RECORDS FOR THIS EXERCISE

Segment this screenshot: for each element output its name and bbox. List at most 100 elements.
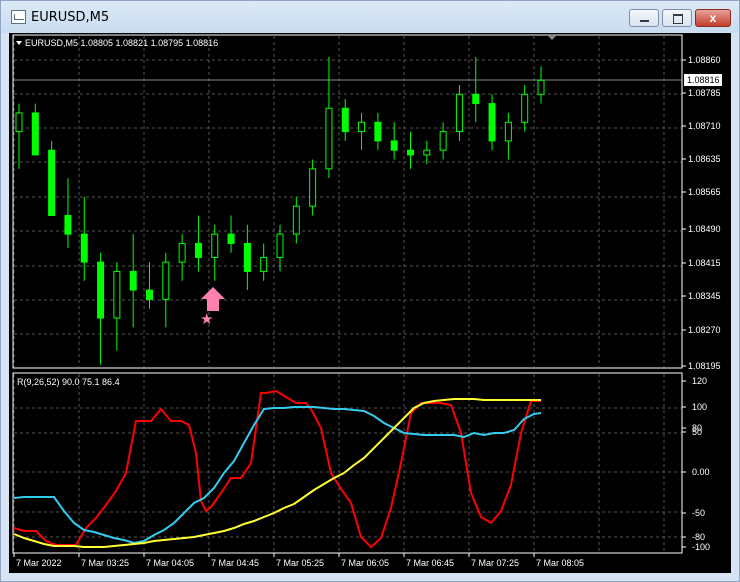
svg-text:★: ★ — [200, 310, 213, 328]
candle[interactable] — [80, 196, 88, 281]
close-button[interactable]: x — [695, 9, 731, 27]
time-tick-label: 7 Mar 2022 — [16, 558, 62, 568]
candle[interactable] — [472, 56, 480, 123]
candle[interactable] — [243, 224, 251, 291]
candle[interactable] — [162, 252, 170, 328]
candle[interactable] — [194, 215, 202, 272]
candle-body — [374, 121, 382, 142]
candle[interactable] — [455, 84, 463, 141]
candle-body — [309, 168, 317, 207]
candle-body — [521, 93, 529, 123]
time-tick-label: 7 Mar 06:05 — [341, 558, 389, 568]
candle[interactable] — [31, 103, 39, 156]
current-price-label: 1.08816 — [687, 75, 720, 85]
candle[interactable] — [15, 103, 23, 169]
indicator-axis: 12010080500.00-50-80-100 — [682, 376, 710, 552]
price-tick-label: 1.08490 — [688, 224, 721, 234]
price-tick-label: 1.08345 — [688, 291, 721, 301]
price-tick-label: 1.08635 — [688, 154, 721, 164]
time-tick-label: 7 Mar 04:05 — [146, 558, 194, 568]
candle-body — [325, 107, 333, 170]
candle-body — [455, 93, 463, 133]
candle[interactable] — [374, 112, 382, 151]
candle-body — [504, 121, 512, 142]
candle[interactable] — [292, 196, 300, 244]
indicator-red-line — [13, 389, 541, 549]
time-tick-label: 7 Mar 07:25 — [471, 558, 519, 568]
indicator-pane-frame — [12, 372, 683, 554]
minimize-button[interactable] — [629, 9, 659, 27]
shift-marker-icon[interactable] — [547, 35, 557, 40]
indicator-tick-label: 120 — [692, 376, 707, 386]
candle[interactable] — [178, 234, 186, 281]
candle[interactable] — [48, 140, 56, 216]
candle-body — [407, 149, 414, 156]
candle[interactable] — [276, 224, 284, 272]
candle[interactable] — [358, 112, 366, 151]
candle-body — [358, 121, 366, 133]
candle-body — [260, 256, 268, 272]
indicator-tick-label: -100 — [692, 542, 710, 552]
candle-body — [162, 261, 170, 300]
candle[interactable] — [309, 159, 317, 216]
candle-body — [146, 289, 153, 300]
candle[interactable] — [488, 94, 496, 151]
candle-body — [64, 214, 72, 235]
candles[interactable] — [15, 56, 545, 365]
candle[interactable] — [211, 224, 219, 281]
candle[interactable] — [146, 262, 153, 309]
candle-body — [292, 205, 300, 235]
candle-body — [472, 93, 480, 105]
candle-body — [243, 242, 251, 272]
window-title: EURUSD,M5 — [31, 10, 110, 25]
chart-menu-arrow-icon[interactable] — [16, 41, 22, 45]
candle-body — [488, 103, 496, 142]
candle[interactable] — [423, 140, 431, 165]
time-tick-label: 7 Mar 03:25 — [81, 558, 129, 568]
title-bar[interactable]: EURUSD,M5 x — [1, 1, 739, 33]
candle[interactable] — [64, 178, 72, 249]
indicator-tick-label: -80 — [692, 532, 705, 542]
candle-body — [48, 149, 56, 216]
candle-body — [113, 270, 121, 319]
chart-window-icon — [11, 10, 26, 24]
price-pane-frame — [12, 34, 683, 369]
price-tick-label: 1.08270 — [688, 325, 721, 335]
star-icon: ★ — [200, 310, 213, 328]
candle-body — [439, 131, 447, 151]
price-tick-label: 1.08195 — [688, 361, 721, 371]
indicator-tick-label: 0.00 — [692, 467, 710, 477]
chart-svg[interactable]: ★ EURUSD,M5 1.08805 1.08821 1.08795 1.08… — [9, 33, 731, 573]
candle[interactable] — [129, 234, 137, 328]
candle-body — [537, 79, 545, 95]
candle[interactable] — [521, 84, 529, 132]
candle-body — [31, 112, 39, 156]
candle[interactable] — [113, 262, 121, 351]
candle[interactable] — [97, 252, 105, 365]
price-axis: 1.08860 1.08785 1.08710 1.08635 1.08565 1.084… — [682, 55, 721, 371]
candle[interactable] — [325, 56, 333, 179]
indicator-tick-label: -50 — [692, 508, 705, 518]
time-axis: 7 Mar 2022 7 Mar 03:25 7 Mar 04:05 7 Mar 04… — [13, 553, 584, 568]
indicator-cyan-line — [13, 406, 542, 545]
price-tick-label: 1.08785 — [688, 88, 721, 98]
candle[interactable] — [504, 112, 512, 160]
candle-body — [276, 233, 284, 258]
chart-window: EURUSD,M5 x ★ EURUSD,M5 1.08805 1.08821 … — [0, 0, 740, 582]
candle-body — [227, 233, 235, 244]
candle[interactable] — [260, 243, 268, 281]
candle-body — [423, 149, 431, 156]
time-tick-label: 7 Mar 05:25 — [276, 558, 324, 568]
candle-body — [211, 233, 219, 258]
price-tick-label: 1.08565 — [688, 187, 721, 197]
candle[interactable] — [407, 131, 414, 169]
indicator-tick-label: 50 — [692, 427, 702, 437]
candle-body — [390, 140, 398, 151]
chart-area[interactable]: ★ EURUSD,M5 1.08805 1.08821 1.08795 1.08… — [9, 33, 731, 573]
candle[interactable] — [227, 215, 235, 253]
candle[interactable] — [537, 66, 545, 104]
maximize-button[interactable] — [662, 9, 692, 27]
candle[interactable] — [341, 98, 349, 141]
up-arrow-icon[interactable] — [201, 287, 225, 311]
indicator-yellow-line — [13, 398, 541, 548]
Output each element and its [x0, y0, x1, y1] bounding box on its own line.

WHAT THE TASK ASKS
Reproduce the records without changes, starting with the line that contains "svg-text:★: ★ — [200, 310, 213, 328]" and going on through the line that contains "candle[interactable] — [211, 224, 219, 281]", both included.

EXERCISE OUTPUT
svg-text:★: ★ — [200, 310, 213, 328]
candle[interactable] — [80, 196, 88, 281]
close-button[interactable]: x — [695, 9, 731, 27]
time-tick-label: 7 Mar 2022 — [16, 558, 62, 568]
candle[interactable] — [472, 56, 480, 123]
candle[interactable] — [243, 224, 251, 291]
candle[interactable] — [162, 252, 170, 328]
candle[interactable] — [194, 215, 202, 272]
candle-body — [374, 121, 382, 142]
candle[interactable] — [455, 84, 463, 141]
candle-body — [309, 168, 317, 207]
candle-body — [521, 93, 529, 123]
time-tick-label: 7 Mar 06:05 — [341, 558, 389, 568]
candle[interactable] — [31, 103, 39, 156]
current-price-label: 1.08816 — [687, 75, 720, 85]
candle[interactable] — [15, 103, 23, 169]
indicator-axis: 12010080500.00-50-80-100 — [682, 376, 710, 552]
price-tick-label: 1.08490 — [688, 224, 721, 234]
price-tick-label: 1.08345 — [688, 291, 721, 301]
price-tick-label: 1.08635 — [688, 154, 721, 164]
time-tick-label: 7 Mar 04:05 — [146, 558, 194, 568]
candle-body — [325, 107, 333, 170]
candle-body — [455, 93, 463, 133]
candle[interactable] — [374, 112, 382, 151]
candle-body — [504, 121, 512, 142]
candle[interactable] — [292, 196, 300, 244]
indicator-red-line — [13, 389, 541, 549]
time-tick-label: 7 Mar 07:25 — [471, 558, 519, 568]
indicator-pane-frame — [12, 372, 683, 554]
minimize-button[interactable] — [629, 9, 659, 27]
shift-marker-icon[interactable] — [547, 35, 557, 40]
indicator-tick-label: 120 — [692, 376, 707, 386]
candle[interactable] — [178, 234, 186, 281]
candle[interactable] — [48, 140, 56, 216]
candle-body — [407, 149, 414, 156]
candle[interactable] — [276, 224, 284, 272]
candle[interactable] — [358, 112, 366, 151]
candle-body — [358, 121, 366, 133]
candle-body — [260, 256, 268, 272]
indicator-tick-label: -100 — [692, 542, 710, 552]
candle-body — [162, 261, 170, 300]
candle[interactable] — [309, 159, 317, 216]
candle-body — [146, 289, 153, 300]
candle[interactable] — [488, 94, 496, 151]
candle-body — [64, 214, 72, 235]
candles[interactable] — [15, 56, 545, 365]
candle[interactable] — [211, 224, 219, 281]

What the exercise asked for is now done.